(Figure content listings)
········

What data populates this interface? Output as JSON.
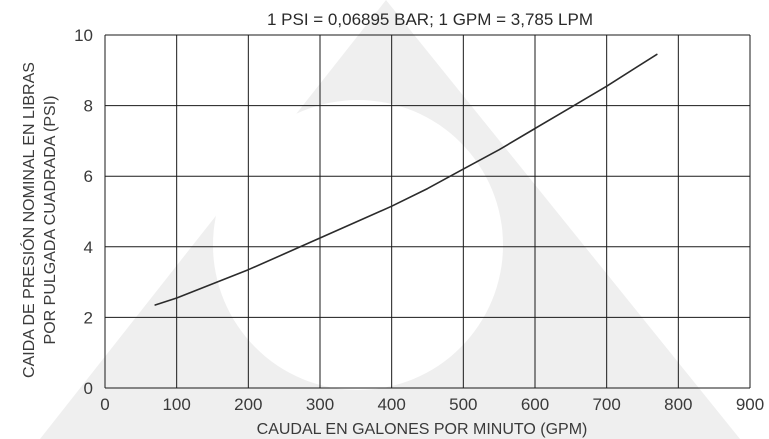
{
  "chart_data": {
    "type": "line",
    "title": "1 PSI = 0,06895 BAR; 1 GPM = 3,785 LPM",
    "xlabel": "CAUDAL EN GALONES POR MINUTO (GPM)",
    "ylabel_lines": [
      "CAIDA DE PRESIÓN NOMINAL EN LIBRAS",
      "POR PULGADA CUADRADA (PSI)"
    ],
    "xlim": [
      0,
      900
    ],
    "ylim": [
      0,
      10
    ],
    "xticks": [
      0,
      100,
      200,
      300,
      400,
      500,
      600,
      700,
      800,
      900
    ],
    "yticks": [
      0,
      2,
      4,
      6,
      8,
      10
    ],
    "grid": true,
    "series": [
      {
        "x": [
          70,
          100,
          150,
          200,
          250,
          300,
          350,
          400,
          450,
          500,
          550,
          600,
          650,
          700,
          770
        ],
        "values": [
          2.35,
          2.55,
          2.95,
          3.35,
          3.8,
          4.25,
          4.7,
          5.15,
          5.65,
          6.2,
          6.75,
          7.35,
          7.95,
          8.55,
          9.45
        ]
      }
    ]
  },
  "colors": {
    "background_watermark": "#efefef",
    "watermark_circle": "#ffffff",
    "grid": "#1a1a1a",
    "line": "#2b2b2b",
    "text": "#3a3a3a"
  }
}
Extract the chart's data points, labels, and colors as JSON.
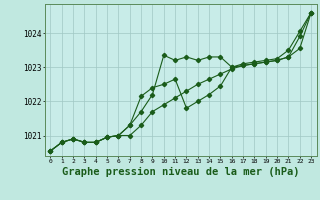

········

Given instruction: Identify each line in the records above containing the word "JSON"; copy those lines.

Answer below:
What data populates this interface? Output as JSON.
Extract the chart's data points, labels, and colors as JSON.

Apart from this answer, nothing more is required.